Data for the task:
++++++++

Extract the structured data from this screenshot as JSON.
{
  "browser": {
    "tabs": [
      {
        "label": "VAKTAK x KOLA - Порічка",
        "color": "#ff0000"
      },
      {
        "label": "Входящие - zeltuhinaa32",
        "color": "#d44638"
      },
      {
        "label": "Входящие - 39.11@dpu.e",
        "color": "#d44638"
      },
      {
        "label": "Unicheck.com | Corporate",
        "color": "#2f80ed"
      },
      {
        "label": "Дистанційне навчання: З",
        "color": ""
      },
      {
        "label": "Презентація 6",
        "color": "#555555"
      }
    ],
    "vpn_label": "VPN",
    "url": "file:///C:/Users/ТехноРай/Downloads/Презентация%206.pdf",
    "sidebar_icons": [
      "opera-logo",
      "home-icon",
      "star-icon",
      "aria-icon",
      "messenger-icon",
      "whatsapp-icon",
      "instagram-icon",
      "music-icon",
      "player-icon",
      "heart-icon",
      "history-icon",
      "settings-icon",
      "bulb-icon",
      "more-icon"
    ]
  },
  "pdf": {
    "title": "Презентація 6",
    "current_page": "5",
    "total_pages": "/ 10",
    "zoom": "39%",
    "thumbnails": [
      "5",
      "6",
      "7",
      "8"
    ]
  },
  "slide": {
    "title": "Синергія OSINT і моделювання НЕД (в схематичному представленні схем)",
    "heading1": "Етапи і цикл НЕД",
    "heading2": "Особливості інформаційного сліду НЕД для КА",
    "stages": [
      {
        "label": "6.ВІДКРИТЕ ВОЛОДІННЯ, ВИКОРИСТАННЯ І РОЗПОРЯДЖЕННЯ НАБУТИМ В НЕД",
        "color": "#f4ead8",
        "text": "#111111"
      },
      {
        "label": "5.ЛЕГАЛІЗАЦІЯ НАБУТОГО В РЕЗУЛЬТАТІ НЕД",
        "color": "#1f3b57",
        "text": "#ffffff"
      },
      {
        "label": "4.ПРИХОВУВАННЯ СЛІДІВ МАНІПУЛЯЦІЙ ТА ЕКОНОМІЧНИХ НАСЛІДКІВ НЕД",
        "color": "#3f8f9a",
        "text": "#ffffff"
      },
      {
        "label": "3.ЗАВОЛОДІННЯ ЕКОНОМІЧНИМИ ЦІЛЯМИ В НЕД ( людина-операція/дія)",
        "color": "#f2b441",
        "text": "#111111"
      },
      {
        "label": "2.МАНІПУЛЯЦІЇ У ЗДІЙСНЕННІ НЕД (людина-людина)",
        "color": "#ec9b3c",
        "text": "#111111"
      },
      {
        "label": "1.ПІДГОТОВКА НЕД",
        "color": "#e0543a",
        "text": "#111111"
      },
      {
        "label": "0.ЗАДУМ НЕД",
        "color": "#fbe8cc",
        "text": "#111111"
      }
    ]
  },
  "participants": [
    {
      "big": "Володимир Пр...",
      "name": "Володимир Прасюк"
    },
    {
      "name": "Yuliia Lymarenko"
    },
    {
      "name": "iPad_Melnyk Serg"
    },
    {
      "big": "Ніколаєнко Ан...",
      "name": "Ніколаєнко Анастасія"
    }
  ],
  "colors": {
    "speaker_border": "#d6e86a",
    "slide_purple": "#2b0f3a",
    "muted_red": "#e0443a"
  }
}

++++++++

What you have to do:
Gather up the lines that contain the word "name".

Exercise answer:
      "name": "Володимир Прасюк"
      "name": "Yuliia Lymarenko"
      "name": "iPad_Melnyk Serg"
      "name": "Ніколаєнко Анастасія"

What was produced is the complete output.